▶ [Problem statement]: Each line should be copied exactly.

Data entries

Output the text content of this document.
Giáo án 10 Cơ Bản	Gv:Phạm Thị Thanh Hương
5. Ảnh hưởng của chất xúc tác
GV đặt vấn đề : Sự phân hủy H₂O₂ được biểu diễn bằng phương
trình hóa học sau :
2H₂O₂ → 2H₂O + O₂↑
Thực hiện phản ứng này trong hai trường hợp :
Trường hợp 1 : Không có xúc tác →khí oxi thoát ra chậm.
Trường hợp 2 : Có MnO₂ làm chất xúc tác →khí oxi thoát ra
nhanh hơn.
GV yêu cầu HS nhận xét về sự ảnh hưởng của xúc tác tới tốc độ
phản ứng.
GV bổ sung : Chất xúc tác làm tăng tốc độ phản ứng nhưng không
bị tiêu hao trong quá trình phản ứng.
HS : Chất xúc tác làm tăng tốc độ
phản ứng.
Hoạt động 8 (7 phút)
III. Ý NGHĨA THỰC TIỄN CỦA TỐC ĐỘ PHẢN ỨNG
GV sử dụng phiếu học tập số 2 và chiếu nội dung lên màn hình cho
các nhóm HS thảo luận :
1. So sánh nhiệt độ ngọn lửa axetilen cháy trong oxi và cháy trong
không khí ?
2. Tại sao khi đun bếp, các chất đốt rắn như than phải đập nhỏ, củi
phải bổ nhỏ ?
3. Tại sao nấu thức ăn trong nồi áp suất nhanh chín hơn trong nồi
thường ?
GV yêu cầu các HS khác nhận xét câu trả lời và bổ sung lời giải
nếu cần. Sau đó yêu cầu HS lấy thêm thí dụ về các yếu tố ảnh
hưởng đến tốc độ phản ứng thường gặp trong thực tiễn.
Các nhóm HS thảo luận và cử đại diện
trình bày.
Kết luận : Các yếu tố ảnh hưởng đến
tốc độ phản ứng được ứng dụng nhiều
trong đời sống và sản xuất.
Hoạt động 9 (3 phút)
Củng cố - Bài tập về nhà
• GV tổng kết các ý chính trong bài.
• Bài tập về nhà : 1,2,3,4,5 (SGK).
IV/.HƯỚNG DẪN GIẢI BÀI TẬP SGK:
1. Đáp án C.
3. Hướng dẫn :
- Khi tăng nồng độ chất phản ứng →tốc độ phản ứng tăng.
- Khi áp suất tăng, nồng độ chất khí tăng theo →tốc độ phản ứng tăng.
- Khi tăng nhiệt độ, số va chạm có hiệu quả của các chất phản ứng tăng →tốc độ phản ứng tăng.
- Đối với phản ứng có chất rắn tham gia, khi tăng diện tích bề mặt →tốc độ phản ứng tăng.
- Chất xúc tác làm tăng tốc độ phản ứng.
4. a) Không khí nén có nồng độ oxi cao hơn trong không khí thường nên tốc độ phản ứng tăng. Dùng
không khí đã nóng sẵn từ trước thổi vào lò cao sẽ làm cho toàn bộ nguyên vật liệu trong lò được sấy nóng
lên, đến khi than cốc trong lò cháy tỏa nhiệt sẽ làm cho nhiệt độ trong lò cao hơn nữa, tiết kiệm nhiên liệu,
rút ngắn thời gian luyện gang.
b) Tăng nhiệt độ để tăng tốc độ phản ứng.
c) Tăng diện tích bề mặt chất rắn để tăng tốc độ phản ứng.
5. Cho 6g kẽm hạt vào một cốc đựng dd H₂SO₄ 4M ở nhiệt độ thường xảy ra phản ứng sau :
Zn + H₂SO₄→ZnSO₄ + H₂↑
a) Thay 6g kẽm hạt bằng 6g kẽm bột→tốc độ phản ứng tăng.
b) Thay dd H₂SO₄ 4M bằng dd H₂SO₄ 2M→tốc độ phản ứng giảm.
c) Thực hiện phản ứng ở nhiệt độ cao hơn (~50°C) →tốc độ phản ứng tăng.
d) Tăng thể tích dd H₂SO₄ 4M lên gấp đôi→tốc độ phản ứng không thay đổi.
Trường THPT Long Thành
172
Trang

▶ [Answer to this exercise]:
Output the text content of this document.
Giáo án 10 Cơ Bản	Gv:Phạm Thị Thanh Hương
5. Ảnh hưởng của chất xúc tác
GV đặt vấn đề : Sự phân hủy H₂O₂ được biểu diễn bằng phương
trình hóa học sau :
2H₂O₂ → 2H₂O + O₂↑
Thực hiện phản ứng này trong hai trường hợp :
Trường hợp 1 : Không có xúc tác →khí oxi thoát ra chậm.
Trường hợp 2 : Có MnO₂ làm chất xúc tác →khí oxi thoát ra
nhanh hơn.
GV yêu cầu HS nhận xét về sự ảnh hưởng của xúc tác tới tốc độ
phản ứng.
GV bổ sung : Chất xúc tác làm tăng tốc độ phản ứng nhưng không
bị tiêu hao trong quá trình phản ứng.
HS : Chất xúc tác làm tăng tốc độ
phản ứng.
Hoạt động 8 (7 phút)
III. Ý NGHĨA THỰC TIỄN CỦA TỐC ĐỘ PHẢN ỨNG
GV sử dụng phiếu học tập số 2 và chiếu nội dung lên màn hình cho
các nhóm HS thảo luận :
1. So sánh nhiệt độ ngọn lửa axetilen cháy trong oxi và cháy trong
không khí ?
2. Tại sao khi đun bếp, các chất đốt rắn như than phải đập nhỏ, củi
phải bổ nhỏ ?
3. Tại sao nấu thức ăn trong nồi áp suất nhanh chín hơn trong nồi
thường ?
GV yêu cầu các HS khác nhận xét câu trả lời và bổ sung lời giải
nếu cần. Sau đó yêu cầu HS lấy thêm thí dụ về các yếu tố ảnh
hưởng đến tốc độ phản ứng thường gặp trong thực tiễn.
Các nhóm HS thảo luận và cử đại diện
trình bày.
Kết luận : Các yếu tố ảnh hưởng đến
tốc độ phản ứng được ứng dụng nhiều
trong đời sống và sản xuất.
Hoạt động 9 (3 phút)
Củng cố - Bài tập về nhà
• GV tổng kết các ý chính trong bài.
• Bài tập về nhà : 1,2,3,4,5 (SGK).
IV/.HƯỚNG DẪN GIẢI BÀI TẬP SGK:
1. Đáp án C.
3. Hướng dẫn :
- Khi tăng nồng độ chất phản ứng →tốc độ phản ứng tăng.
- Khi áp suất tăng, nồng độ chất khí tăng theo →tốc độ phản ứng tăng.
- Khi tăng nhiệt độ, số va chạm có hiệu quả của các chất phản ứng tăng →tốc độ phản ứng tăng.
- Đối với phản ứng có chất rắn tham gia, khi tăng diện tích bề mặt →tốc độ phản ứng tăng.
- Chất xúc tác làm tăng tốc độ phản ứng.
4. a) Không khí nén có nồng độ oxi cao hơn trong không khí thường nên tốc độ phản ứng tăng. Dùng
không khí đã nóng sẵn từ trước thổi vào lò cao sẽ làm cho toàn bộ nguyên vật liệu trong lò được sấy nóng
lên, đến khi than cốc trong lò cháy tỏa nhiệt sẽ làm cho nhiệt độ trong lò cao hơn nữa, tiết kiệm nhiên liệu,
rút ngắn thời gian luyện gang.
b) Tăng nhiệt độ để tăng tốc độ phản ứng.
c) Tăng diện tích bề mặt chất rắn để tăng tốc độ phản ứng.
5. Cho 6g kẽm hạt vào một cốc đựng dd H₂SO₄ 4M ở nhiệt độ thường xảy ra phản ứng sau :
Zn + H₂SO₄→ZnSO₄ + H₂↑
a) Thay 6g kẽm hạt bằng 6g kẽm bột→tốc độ phản ứng tăng.
b) Thay dd H₂SO₄ 4M bằng dd H₂SO₄ 2M→tốc độ phản ứng giảm.
c) Thực hiện phản ứng ở nhiệt độ cao hơn (~50°C) →tốc độ phản ứng tăng.
d) Tăng thể tích dd H₂SO₄ 4M lên gấp đôi→tốc độ phản ứng không thay đổi.
Trường THPT Long Thành
172
Trang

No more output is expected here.